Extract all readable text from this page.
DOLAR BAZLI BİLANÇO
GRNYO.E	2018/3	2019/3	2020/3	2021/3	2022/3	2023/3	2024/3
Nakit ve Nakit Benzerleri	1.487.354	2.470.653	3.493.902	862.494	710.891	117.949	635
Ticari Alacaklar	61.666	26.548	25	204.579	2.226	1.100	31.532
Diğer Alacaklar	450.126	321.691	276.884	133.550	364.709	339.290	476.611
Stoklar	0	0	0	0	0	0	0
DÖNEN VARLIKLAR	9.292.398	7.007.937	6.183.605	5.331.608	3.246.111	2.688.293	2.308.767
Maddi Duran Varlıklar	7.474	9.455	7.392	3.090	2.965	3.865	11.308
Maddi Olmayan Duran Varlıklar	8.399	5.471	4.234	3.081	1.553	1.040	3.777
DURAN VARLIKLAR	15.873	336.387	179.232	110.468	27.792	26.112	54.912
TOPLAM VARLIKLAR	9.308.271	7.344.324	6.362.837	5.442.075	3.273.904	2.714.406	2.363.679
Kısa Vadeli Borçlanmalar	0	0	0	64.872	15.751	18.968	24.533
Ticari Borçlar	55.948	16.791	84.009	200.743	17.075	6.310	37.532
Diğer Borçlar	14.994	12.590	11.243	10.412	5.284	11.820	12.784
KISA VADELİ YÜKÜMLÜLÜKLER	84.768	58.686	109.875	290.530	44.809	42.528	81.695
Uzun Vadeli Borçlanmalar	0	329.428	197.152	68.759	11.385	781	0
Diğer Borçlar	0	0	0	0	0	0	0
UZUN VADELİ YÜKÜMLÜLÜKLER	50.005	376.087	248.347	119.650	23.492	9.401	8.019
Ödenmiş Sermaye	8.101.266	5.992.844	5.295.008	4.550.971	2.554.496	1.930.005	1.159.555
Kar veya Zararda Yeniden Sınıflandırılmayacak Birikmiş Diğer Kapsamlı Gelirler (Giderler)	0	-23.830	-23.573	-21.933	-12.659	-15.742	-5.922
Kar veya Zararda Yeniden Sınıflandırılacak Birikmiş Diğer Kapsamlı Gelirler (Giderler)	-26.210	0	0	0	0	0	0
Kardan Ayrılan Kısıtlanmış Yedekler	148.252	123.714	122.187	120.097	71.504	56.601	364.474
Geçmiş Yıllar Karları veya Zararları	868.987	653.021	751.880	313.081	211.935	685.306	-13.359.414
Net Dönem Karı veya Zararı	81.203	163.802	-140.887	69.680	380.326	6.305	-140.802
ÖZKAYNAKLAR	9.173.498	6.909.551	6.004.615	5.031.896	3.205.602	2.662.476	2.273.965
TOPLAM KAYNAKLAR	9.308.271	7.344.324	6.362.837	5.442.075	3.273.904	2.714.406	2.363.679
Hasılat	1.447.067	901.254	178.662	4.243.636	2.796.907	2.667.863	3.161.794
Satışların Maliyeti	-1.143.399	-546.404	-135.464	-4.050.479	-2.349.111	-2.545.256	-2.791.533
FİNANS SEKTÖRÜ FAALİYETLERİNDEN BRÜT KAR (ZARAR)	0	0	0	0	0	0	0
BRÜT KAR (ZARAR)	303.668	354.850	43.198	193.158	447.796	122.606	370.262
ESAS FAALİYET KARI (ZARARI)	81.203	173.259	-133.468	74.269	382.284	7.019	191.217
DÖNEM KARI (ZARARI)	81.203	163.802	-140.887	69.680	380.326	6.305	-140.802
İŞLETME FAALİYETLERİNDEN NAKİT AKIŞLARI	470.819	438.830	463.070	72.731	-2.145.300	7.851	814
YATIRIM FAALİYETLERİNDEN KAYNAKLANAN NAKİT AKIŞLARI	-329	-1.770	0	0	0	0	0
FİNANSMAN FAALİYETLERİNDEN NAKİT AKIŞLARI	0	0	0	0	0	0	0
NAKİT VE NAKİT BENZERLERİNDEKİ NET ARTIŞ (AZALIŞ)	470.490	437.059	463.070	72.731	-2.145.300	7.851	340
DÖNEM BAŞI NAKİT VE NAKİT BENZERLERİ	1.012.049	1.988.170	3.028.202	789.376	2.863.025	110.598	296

◇ ◇ ◇ ◇

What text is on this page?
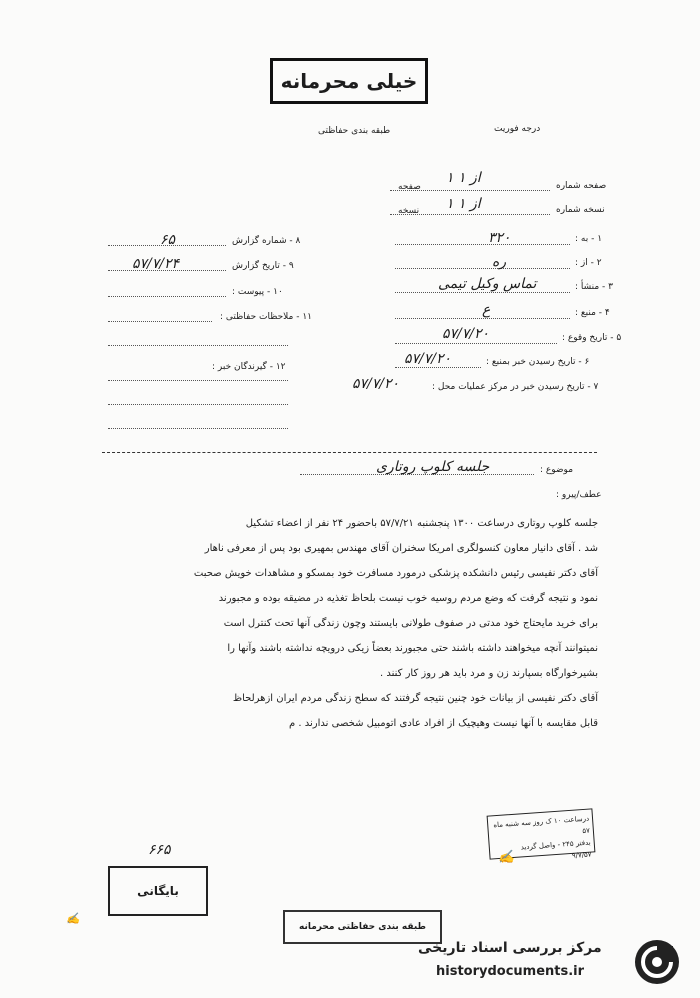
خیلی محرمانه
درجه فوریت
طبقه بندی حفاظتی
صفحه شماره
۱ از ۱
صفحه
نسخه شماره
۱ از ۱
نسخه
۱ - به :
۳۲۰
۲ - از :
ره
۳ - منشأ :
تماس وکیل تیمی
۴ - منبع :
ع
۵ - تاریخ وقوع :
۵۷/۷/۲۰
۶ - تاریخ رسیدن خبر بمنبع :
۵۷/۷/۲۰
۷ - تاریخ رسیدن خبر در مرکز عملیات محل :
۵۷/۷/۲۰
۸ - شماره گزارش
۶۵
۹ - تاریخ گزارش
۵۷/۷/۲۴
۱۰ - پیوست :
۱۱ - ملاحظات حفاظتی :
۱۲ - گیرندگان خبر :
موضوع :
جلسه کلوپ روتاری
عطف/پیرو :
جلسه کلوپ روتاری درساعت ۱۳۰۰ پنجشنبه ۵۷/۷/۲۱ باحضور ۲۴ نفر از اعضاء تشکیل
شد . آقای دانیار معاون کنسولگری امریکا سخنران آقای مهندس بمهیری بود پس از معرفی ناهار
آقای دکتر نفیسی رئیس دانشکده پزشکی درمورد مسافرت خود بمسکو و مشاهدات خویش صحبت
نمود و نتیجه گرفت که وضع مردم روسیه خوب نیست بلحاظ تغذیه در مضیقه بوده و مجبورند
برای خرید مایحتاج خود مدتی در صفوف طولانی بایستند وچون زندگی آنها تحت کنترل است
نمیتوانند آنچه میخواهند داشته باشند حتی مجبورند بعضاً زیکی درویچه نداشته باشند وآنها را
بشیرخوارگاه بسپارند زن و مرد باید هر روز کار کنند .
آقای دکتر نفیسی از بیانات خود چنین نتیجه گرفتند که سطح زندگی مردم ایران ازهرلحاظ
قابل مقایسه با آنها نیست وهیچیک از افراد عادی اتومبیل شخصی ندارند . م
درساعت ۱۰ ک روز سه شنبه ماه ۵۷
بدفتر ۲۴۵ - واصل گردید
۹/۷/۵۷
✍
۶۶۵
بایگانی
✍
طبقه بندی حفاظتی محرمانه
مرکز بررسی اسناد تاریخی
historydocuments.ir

◇ ◇ ◇ ◇

Written problem » Search the listing for the string "KARI". Copy each line where it turns up.

Expected output »
ESAS FAALİYET KARI (ZARARI)	81.203	173.259	-133.468	74.269	382.284	7.019	191.217
DÖNEM KARI (ZARARI)	81.203	163.802	-140.887	69.680	380.326	6.305	-140.802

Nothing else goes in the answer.